[[ Source material, beginning ]]

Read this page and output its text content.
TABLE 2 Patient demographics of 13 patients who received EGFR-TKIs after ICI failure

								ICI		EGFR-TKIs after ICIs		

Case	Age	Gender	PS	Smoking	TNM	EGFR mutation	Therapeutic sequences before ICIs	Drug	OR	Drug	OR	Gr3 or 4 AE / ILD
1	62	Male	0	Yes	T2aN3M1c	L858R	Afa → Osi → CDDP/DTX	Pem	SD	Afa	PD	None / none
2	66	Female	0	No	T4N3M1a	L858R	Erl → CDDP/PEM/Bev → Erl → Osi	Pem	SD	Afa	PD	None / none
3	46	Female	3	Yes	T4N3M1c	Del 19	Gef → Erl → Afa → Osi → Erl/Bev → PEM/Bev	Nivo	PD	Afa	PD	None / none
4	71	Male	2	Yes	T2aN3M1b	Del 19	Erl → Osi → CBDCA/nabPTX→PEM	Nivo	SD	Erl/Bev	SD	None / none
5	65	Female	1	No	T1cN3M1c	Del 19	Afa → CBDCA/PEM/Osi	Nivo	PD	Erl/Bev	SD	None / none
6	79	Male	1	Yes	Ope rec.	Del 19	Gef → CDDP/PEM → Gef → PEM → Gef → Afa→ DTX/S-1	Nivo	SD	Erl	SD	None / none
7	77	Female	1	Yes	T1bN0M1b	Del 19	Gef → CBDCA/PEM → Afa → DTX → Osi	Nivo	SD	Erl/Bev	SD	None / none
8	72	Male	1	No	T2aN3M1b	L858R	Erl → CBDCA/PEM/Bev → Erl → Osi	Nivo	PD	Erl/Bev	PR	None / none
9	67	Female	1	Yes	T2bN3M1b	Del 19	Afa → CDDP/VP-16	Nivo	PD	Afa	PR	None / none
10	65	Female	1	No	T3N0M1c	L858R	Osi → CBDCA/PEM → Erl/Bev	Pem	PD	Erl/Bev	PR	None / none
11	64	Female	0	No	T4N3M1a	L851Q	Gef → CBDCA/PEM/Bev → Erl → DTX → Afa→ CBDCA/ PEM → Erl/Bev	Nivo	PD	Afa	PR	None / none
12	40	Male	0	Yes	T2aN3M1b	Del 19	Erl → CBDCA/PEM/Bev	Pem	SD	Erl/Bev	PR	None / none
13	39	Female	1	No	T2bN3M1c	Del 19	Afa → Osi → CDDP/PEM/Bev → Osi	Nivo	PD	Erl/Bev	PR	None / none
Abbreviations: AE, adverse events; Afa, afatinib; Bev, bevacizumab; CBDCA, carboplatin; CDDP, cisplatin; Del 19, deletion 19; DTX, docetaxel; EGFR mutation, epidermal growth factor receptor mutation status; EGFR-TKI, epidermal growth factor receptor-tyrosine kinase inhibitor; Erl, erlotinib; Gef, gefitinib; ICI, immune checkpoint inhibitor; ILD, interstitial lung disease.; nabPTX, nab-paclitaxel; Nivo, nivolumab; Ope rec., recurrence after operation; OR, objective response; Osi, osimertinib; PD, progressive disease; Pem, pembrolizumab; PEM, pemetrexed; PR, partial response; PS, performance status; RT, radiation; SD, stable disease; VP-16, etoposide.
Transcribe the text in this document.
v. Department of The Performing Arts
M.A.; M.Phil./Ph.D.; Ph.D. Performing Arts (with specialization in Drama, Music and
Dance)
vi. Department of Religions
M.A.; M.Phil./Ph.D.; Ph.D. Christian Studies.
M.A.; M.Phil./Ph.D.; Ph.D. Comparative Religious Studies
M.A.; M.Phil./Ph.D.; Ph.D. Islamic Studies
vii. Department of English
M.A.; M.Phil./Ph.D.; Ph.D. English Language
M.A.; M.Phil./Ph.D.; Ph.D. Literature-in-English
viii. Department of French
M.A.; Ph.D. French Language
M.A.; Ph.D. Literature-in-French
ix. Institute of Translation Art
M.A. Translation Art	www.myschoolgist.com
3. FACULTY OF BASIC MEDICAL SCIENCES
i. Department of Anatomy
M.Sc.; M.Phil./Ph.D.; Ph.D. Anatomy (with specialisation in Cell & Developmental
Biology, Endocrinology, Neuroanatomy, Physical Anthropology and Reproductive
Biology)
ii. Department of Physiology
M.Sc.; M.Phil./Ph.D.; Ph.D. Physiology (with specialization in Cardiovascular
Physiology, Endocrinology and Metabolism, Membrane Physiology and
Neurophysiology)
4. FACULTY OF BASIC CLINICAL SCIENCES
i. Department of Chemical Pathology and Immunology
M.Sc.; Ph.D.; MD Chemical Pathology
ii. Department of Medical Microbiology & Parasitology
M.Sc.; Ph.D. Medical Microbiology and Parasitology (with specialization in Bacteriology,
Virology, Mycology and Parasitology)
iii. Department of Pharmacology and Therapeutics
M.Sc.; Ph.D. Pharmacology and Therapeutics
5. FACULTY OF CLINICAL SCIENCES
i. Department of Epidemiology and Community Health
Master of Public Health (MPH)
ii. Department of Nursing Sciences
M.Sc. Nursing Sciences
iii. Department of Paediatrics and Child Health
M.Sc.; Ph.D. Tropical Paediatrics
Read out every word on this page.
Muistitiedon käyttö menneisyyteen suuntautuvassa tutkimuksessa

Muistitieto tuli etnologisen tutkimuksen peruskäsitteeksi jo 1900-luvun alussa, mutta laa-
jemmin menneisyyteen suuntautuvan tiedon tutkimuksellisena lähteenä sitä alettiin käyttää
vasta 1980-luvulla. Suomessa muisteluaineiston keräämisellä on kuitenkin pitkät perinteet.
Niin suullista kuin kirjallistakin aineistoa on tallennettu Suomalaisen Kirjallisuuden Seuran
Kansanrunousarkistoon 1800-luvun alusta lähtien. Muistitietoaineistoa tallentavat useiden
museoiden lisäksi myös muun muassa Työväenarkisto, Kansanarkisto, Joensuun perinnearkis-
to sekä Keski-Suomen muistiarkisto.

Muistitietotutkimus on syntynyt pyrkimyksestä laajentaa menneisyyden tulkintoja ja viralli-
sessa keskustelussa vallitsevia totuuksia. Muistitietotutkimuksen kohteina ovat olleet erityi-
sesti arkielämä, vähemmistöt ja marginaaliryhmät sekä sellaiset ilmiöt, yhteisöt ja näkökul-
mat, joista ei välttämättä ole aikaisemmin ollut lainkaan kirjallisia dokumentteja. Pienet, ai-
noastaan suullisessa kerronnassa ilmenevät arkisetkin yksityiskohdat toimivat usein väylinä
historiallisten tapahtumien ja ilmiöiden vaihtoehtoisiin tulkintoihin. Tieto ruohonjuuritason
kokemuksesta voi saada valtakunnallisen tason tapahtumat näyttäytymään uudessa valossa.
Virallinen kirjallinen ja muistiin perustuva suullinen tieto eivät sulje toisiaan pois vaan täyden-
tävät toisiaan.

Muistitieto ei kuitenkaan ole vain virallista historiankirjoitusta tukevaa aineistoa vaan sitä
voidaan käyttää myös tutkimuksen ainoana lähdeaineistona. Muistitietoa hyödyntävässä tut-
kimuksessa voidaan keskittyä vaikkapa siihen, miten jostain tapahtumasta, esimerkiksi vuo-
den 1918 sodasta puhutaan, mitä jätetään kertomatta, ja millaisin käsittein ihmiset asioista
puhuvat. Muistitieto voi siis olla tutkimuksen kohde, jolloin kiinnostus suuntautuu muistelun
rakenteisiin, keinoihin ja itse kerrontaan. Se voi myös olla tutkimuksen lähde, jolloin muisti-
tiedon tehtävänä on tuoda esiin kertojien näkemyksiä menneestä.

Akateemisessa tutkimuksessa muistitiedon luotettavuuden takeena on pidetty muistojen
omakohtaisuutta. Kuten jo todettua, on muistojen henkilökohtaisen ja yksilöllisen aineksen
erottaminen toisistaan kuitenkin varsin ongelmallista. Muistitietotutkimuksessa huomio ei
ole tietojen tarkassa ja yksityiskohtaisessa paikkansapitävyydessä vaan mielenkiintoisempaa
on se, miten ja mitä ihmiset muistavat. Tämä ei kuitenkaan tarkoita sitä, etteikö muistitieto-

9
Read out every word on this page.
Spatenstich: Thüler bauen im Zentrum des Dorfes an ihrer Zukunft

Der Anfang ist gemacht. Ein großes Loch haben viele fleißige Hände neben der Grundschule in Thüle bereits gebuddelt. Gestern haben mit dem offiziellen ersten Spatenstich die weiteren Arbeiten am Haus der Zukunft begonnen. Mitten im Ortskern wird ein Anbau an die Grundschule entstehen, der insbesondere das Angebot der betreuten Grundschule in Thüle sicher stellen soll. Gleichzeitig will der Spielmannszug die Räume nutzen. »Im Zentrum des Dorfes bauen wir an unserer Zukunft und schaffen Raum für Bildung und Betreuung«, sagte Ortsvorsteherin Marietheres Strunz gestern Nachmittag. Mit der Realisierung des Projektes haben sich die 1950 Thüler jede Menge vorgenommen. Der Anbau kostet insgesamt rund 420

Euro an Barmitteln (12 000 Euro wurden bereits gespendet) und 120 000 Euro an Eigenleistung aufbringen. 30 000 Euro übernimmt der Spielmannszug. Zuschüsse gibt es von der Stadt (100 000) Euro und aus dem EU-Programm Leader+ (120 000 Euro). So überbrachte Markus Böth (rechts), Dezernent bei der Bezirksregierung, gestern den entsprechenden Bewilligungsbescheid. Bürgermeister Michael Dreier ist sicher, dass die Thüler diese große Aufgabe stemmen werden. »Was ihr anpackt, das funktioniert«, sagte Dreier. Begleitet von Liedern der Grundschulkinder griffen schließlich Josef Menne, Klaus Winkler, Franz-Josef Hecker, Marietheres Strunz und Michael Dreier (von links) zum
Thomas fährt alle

[[ Source material, end ]]

| Requirement |
The expected answer is a copy of each line in the records that holds the word "specialization".

| Task answer |
M.A.; M.Phil./Ph.D.; Ph.D. Performing Arts (with specialization in Drama, Music and
M.Sc.; M.Phil./Ph.D.; Ph.D. Physiology (with specialization in Cardiovascular
M.Sc.; Ph.D. Medical Microbiology and Parasitology (with specialization in Bacteriology,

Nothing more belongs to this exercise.